═══ Extracted records ═══
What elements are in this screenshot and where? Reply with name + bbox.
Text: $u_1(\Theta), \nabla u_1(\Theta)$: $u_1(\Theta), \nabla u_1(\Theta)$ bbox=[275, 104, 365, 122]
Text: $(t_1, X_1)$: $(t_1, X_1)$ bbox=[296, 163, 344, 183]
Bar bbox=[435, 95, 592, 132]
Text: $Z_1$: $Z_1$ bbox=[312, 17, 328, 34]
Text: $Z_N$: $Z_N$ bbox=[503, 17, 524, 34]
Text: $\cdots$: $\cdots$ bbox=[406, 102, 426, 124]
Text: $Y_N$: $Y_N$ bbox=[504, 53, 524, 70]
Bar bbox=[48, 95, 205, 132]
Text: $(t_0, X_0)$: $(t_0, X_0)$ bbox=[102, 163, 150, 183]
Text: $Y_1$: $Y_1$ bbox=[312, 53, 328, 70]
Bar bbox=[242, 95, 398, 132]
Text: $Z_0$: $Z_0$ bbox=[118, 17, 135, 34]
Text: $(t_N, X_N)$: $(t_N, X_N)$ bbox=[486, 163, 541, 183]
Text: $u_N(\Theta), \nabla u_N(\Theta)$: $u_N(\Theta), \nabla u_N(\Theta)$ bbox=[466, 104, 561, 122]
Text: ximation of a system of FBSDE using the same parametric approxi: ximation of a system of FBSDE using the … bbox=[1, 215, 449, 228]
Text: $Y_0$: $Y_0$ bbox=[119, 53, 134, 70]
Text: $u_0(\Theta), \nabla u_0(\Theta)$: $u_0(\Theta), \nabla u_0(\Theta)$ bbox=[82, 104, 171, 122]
═══
## Task statement:
Reproduce every line of the items above, character for character, with nothing changed or left out.

## Answer to the problem:
What elements are in this screenshot and where? Reply with name + bbox.
Text: $u_1(\Theta), \nabla u_1(\Theta)$: $u_1(\Theta), \nabla u_1(\Theta)$ bbox=[275, 104, 365, 122]
Text: $(t_1, X_1)$: $(t_1, X_1)$ bbox=[296, 163, 344, 183]
Bar bbox=[435, 95, 592, 132]
Text: $Z_1$: $Z_1$ bbox=[312, 17, 328, 34]
Text: $Z_N$: $Z_N$ bbox=[503, 17, 524, 34]
Text: $\cdots$: $\cdots$ bbox=[406, 102, 426, 124]
Text: $Y_N$: $Y_N$ bbox=[504, 53, 524, 70]
Bar bbox=[48, 95, 205, 132]
Text: $(t_0, X_0)$: $(t_0, X_0)$ bbox=[102, 163, 150, 183]
Text: $Y_1$: $Y_1$ bbox=[312, 53, 328, 70]
Bar bbox=[242, 95, 398, 132]
Text: $Z_0$: $Z_0$ bbox=[118, 17, 135, 34]
Text: $(t_N, X_N)$: $(t_N, X_N)$ bbox=[486, 163, 541, 183]
Text: $u_N(\Theta), \nabla u_N(\Theta)$: $u_N(\Theta), \nabla u_N(\Theta)$ bbox=[466, 104, 561, 122]
Text: ximation of a system of FBSDE using the same parametric approxi: ximation of a system of FBSDE using the … bbox=[1, 215, 449, 228]
Text: $Y_0$: $Y_0$ bbox=[119, 53, 134, 70]
Text: $u_0(\Theta), \nabla u_0(\Theta)$: $u_0(\Theta), \nabla u_0(\Theta)$ bbox=[82, 104, 171, 122]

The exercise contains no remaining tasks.